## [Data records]
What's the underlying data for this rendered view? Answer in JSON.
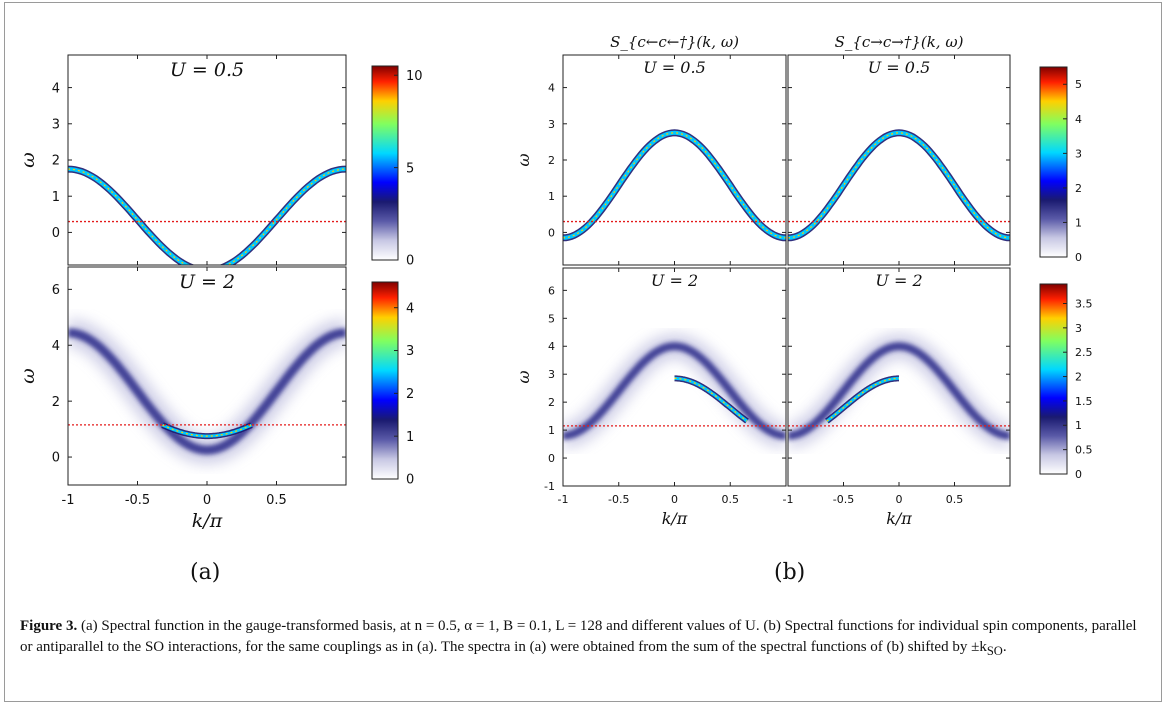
{
  "figure": {
    "label_a": "(a)",
    "label_b": "(b)",
    "caption_lead": "Figure 3.",
    "caption_text": "(a) Spectral function in the gauge-transformed basis, at n = 0.5, α = 1, B = 0.1, L = 128 and different values of U. (b) Spectral functions for individual spin components, parallel or antiparallel to the SO interactions, for the same couplings as in (a). The spectra in (a) were obtained from the sum of the spectral functions of (b) shifted by ±k",
    "caption_sub": "SO",
    "caption_end": "."
  },
  "chart_data": [
    {
      "type": "heatmap",
      "panel": "a-top",
      "title": "U = 0.5",
      "ylabel": "ω",
      "xlim": [
        -1,
        1
      ],
      "ylim": [
        -0.9,
        4.9
      ],
      "yticks": [
        "0",
        "1",
        "2",
        "3",
        "4"
      ],
      "colorbar": {
        "range": [
          0,
          10.5
        ],
        "ticks": [
          "0",
          "5",
          "10"
        ]
      },
      "fermi_line": 0.3
    },
    {
      "type": "heatmap",
      "panel": "a-bottom",
      "title": "U = 2",
      "xlabel": "k/π",
      "ylabel": "ω",
      "xlim": [
        -1,
        1
      ],
      "ylim": [
        -1,
        6.8
      ],
      "xticks": [
        "-1",
        "-0.5",
        "0",
        "0.5"
      ],
      "yticks": [
        "0",
        "2",
        "4",
        "6"
      ],
      "colorbar": {
        "range": [
          0,
          4.6
        ],
        "ticks": [
          "0",
          "1",
          "2",
          "3",
          "4"
        ]
      },
      "fermi_line": 1.15
    },
    {
      "type": "heatmap",
      "panel": "b-top-left",
      "title": "U = 0.5",
      "column_title": "S_{c←c←†}(k, ω)",
      "ylabel": "ω",
      "xlim": [
        -1,
        1
      ],
      "ylim": [
        -0.9,
        4.9
      ],
      "yticks": [
        "0",
        "1",
        "2",
        "3",
        "4"
      ],
      "fermi_line": 0.3
    },
    {
      "type": "heatmap",
      "panel": "b-top-right",
      "title": "U = 0.5",
      "column_title": "S_{c→c→†}(k, ω)",
      "xlim": [
        -1,
        1
      ],
      "ylim": [
        -0.9,
        4.9
      ],
      "colorbar": {
        "range": [
          0,
          5.5
        ],
        "ticks": [
          "0",
          "1",
          "2",
          "3",
          "4",
          "5"
        ]
      },
      "fermi_line": 0.3
    },
    {
      "type": "heatmap",
      "panel": "b-bottom-left",
      "title": "U = 2",
      "xlabel": "k/π",
      "ylabel": "ω",
      "xlim": [
        -1,
        1
      ],
      "ylim": [
        -1,
        6.8
      ],
      "xticks": [
        "-1",
        "-0.5",
        "0",
        "0.5"
      ],
      "yticks": [
        "-1",
        "0",
        "1",
        "2",
        "3",
        "4",
        "5",
        "6"
      ],
      "fermi_line": 1.15
    },
    {
      "type": "heatmap",
      "panel": "b-bottom-right",
      "title": "U = 2",
      "xlabel": "k/π",
      "xlim": [
        -1,
        1
      ],
      "ylim": [
        -1,
        6.8
      ],
      "xticks": [
        "-1",
        "-0.5",
        "0",
        "0.5"
      ],
      "colorbar": {
        "range": [
          0,
          3.9
        ],
        "ticks": [
          "0",
          "0.5",
          "1",
          "1.5",
          "2",
          "2.5",
          "3",
          "3.5"
        ]
      },
      "fermi_line": 1.15
    }
  ]
}
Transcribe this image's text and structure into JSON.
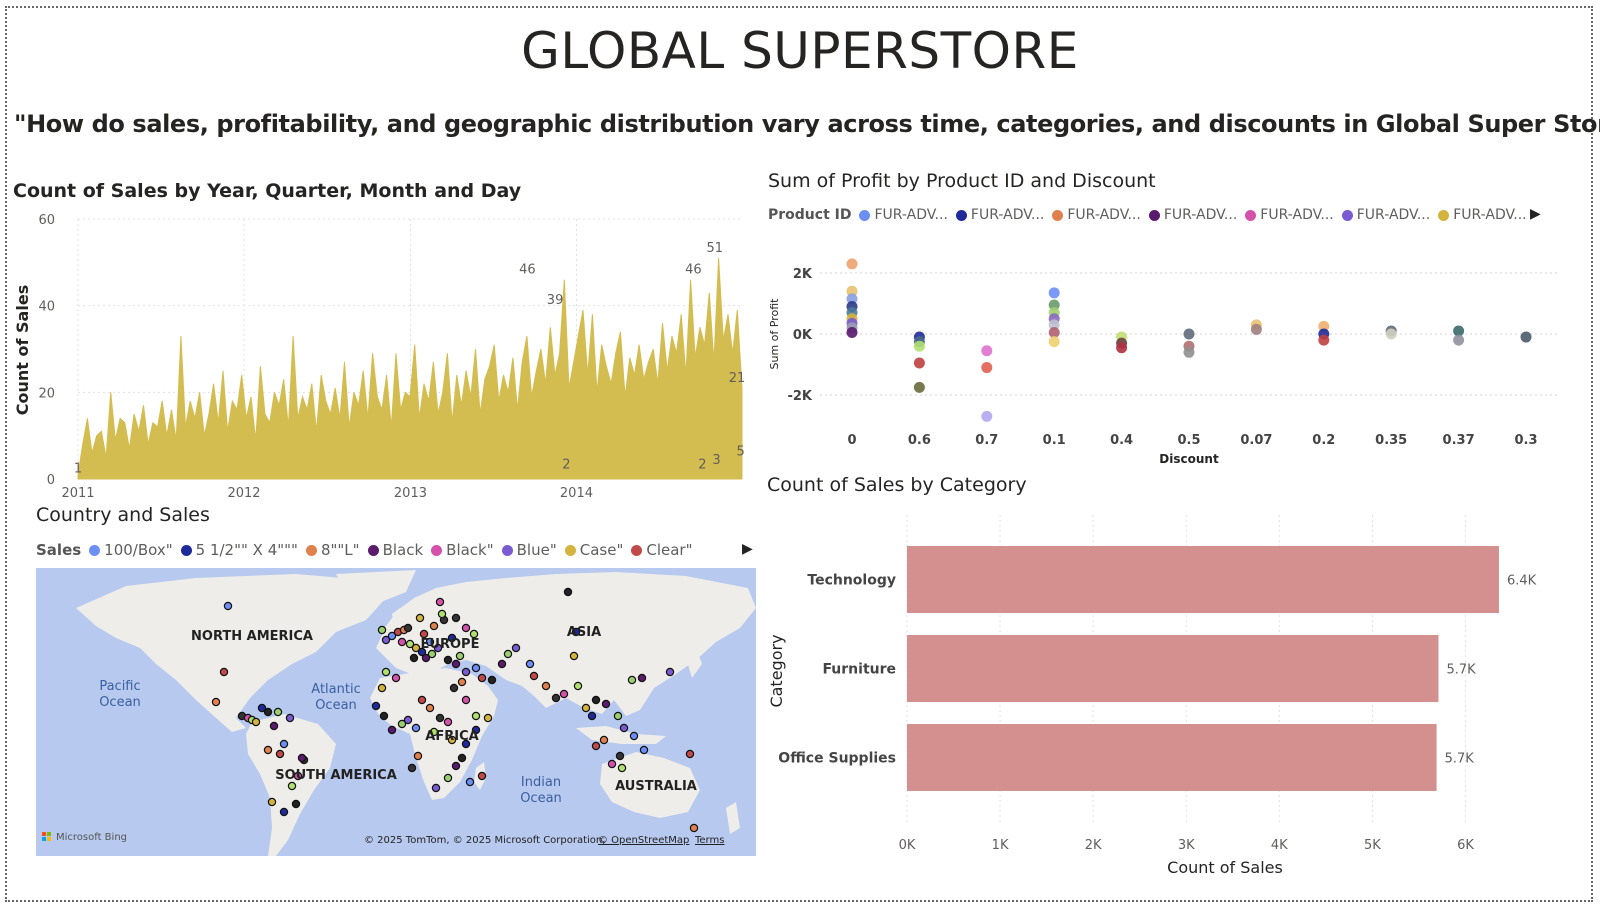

## [WORK TO BE COMPLETED]
Transcribe each line above verbatim, with the pictures left out.

## [EXERCISE ANSWER]
What's the underlying data for this rendered view? Answer in JSON.
{
  "figure": {
    "label_a": "(a)",
    "label_b": "(b)",
    "caption_lead": "Figure 3.",
    "caption_text": "(a) Spectral function in the gauge-transformed basis, at n = 0.5, α = 1, B = 0.1, L = 128 and different values of U. (b) Spectral functions for individual spin components, parallel or antiparallel to the SO interactions, for the same couplings as in (a). The spectra in (a) were obtained from the sum of the spectral functions of (b) shifted by ±k",
    "caption_sub": "SO",
    "caption_end": "."
  },
  "chart_data": [
    {
      "type": "heatmap",
      "panel": "a-top",
      "title": "U = 0.5",
      "ylabel": "ω",
      "xlim": [
        -1,
        1
      ],
      "ylim": [
        -0.9,
        4.9
      ],
      "yticks": [
        "0",
        "1",
        "2",
        "3",
        "4"
      ],
      "colorbar": {
        "range": [
          0,
          10.5
        ],
        "ticks": [
          "0",
          "5",
          "10"
        ]
      },
      "fermi_line": 0.3
    },
    {
      "type": "heatmap",
      "panel": "a-bottom",
      "title": "U = 2",
      "xlabel": "k/π",
      "ylabel": "ω",
      "xlim": [
        -1,
        1
      ],
      "ylim": [
        -1,
        6.8
      ],
      "xticks": [
        "-1",
        "-0.5",
        "0",
        "0.5"
      ],
      "yticks": [
        "0",
        "2",
        "4",
        "6"
      ],
      "colorbar": {
        "range": [
          0,
          4.6
        ],
        "ticks": [
          "0",
          "1",
          "2",
          "3",
          "4"
        ]
      },
      "fermi_line": 1.15
    },
    {
      "type": "heatmap",
      "panel": "b-top-left",
      "title": "U = 0.5",
      "column_title": "S_{c←c←†}(k, ω)",
      "ylabel": "ω",
      "xlim": [
        -1,
        1
      ],
      "ylim": [
        -0.9,
        4.9
      ],
      "yticks": [
        "0",
        "1",
        "2",
        "3",
        "4"
      ],
      "fermi_line": 0.3
    },
    {
      "type": "heatmap",
      "panel": "b-top-right",
      "title": "U = 0.5",
      "column_title": "S_{c→c→†}(k, ω)",
      "xlim": [
        -1,
        1
      ],
      "ylim": [
        -0.9,
        4.9
      ],
      "colorbar": {
        "range": [
          0,
          5.5
        ],
        "ticks": [
          "0",
          "1",
          "2",
          "3",
          "4",
          "5"
        ]
      },
      "fermi_line": 0.3
    },
    {
      "type": "heatmap",
      "panel": "b-bottom-left",
      "title": "U = 2",
      "xlabel": "k/π",
      "ylabel": "ω",
      "xlim": [
        -1,
        1
      ],
      "ylim": [
        -1,
        6.8
      ],
      "xticks": [
        "-1",
        "-0.5",
        "0",
        "0.5"
      ],
      "yticks": [
        "-1",
        "0",
        "1",
        "2",
        "3",
        "4",
        "5",
        "6"
      ],
      "fermi_line": 1.15
    },
    {
      "type": "heatmap",
      "panel": "b-bottom-right",
      "title": "U = 2",
      "xlabel": "k/π",
      "xlim": [
        -1,
        1
      ],
      "ylim": [
        -1,
        6.8
      ],
      "xticks": [
        "-1",
        "-0.5",
        "0",
        "0.5"
      ],
      "colorbar": {
        "range": [
          0,
          3.9
        ],
        "ticks": [
          "0",
          "0.5",
          "1",
          "1.5",
          "2",
          "2.5",
          "3",
          "3.5"
        ]
      },
      "fermi_line": 1.15
    }
  ]
}
Transcribe this image's text and structure into JSON.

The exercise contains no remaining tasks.